### DESCRIPTION OF THE TASK
For the listing underneath, give the count of lines containing the string "Played" and nothing further.

▬▬▬

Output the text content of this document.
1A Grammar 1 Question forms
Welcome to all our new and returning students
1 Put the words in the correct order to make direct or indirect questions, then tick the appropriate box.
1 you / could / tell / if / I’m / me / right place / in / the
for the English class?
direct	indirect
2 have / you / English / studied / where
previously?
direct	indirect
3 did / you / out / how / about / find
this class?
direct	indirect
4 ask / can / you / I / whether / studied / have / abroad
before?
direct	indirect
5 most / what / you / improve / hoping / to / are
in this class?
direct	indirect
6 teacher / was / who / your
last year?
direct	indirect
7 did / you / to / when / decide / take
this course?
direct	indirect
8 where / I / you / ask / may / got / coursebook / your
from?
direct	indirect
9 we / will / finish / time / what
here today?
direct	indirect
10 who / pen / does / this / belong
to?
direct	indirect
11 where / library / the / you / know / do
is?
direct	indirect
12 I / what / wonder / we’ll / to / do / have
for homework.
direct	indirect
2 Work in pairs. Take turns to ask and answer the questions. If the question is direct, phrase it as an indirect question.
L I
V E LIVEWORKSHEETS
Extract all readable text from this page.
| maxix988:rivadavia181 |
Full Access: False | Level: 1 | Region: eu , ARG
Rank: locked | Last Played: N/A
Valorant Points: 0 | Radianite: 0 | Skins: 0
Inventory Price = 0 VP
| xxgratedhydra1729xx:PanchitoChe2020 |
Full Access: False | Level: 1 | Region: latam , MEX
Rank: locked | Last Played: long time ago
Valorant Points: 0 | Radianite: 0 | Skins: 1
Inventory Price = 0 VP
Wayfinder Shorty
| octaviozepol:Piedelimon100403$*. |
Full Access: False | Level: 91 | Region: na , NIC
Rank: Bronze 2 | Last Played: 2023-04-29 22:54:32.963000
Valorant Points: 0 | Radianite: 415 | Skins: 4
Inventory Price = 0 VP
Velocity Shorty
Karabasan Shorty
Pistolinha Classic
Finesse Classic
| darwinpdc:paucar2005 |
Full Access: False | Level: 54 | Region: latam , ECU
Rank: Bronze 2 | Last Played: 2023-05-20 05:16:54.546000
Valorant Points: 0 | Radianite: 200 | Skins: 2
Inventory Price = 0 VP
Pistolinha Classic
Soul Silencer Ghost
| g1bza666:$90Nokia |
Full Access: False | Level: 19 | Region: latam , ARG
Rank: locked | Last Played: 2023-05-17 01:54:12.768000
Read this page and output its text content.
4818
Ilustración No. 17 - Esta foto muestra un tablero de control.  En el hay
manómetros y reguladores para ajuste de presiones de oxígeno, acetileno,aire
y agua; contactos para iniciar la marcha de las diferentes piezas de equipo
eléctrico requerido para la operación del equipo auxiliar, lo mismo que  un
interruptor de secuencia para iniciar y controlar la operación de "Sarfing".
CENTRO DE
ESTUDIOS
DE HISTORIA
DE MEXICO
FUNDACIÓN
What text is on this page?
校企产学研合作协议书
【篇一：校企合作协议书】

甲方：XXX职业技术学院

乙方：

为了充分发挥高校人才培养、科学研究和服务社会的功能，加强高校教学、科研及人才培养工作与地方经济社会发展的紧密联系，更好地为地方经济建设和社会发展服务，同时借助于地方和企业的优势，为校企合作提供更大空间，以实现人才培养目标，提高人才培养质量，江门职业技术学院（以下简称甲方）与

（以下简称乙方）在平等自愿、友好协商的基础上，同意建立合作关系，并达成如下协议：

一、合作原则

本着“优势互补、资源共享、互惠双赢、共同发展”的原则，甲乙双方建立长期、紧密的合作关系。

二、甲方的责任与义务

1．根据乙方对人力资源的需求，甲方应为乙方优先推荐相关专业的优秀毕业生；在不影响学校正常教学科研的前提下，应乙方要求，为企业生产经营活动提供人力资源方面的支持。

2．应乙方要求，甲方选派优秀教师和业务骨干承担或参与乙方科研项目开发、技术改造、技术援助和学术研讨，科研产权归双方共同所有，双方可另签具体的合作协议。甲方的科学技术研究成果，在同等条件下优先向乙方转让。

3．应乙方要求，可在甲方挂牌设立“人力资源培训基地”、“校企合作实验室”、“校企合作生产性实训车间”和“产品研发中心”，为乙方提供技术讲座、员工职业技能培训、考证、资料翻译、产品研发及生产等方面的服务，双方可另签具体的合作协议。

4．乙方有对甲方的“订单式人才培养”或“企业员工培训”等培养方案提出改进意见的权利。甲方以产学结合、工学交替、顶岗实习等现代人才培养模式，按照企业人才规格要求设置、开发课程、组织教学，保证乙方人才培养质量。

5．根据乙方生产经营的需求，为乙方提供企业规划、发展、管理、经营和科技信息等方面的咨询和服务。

▬▬▬

### RESULT
5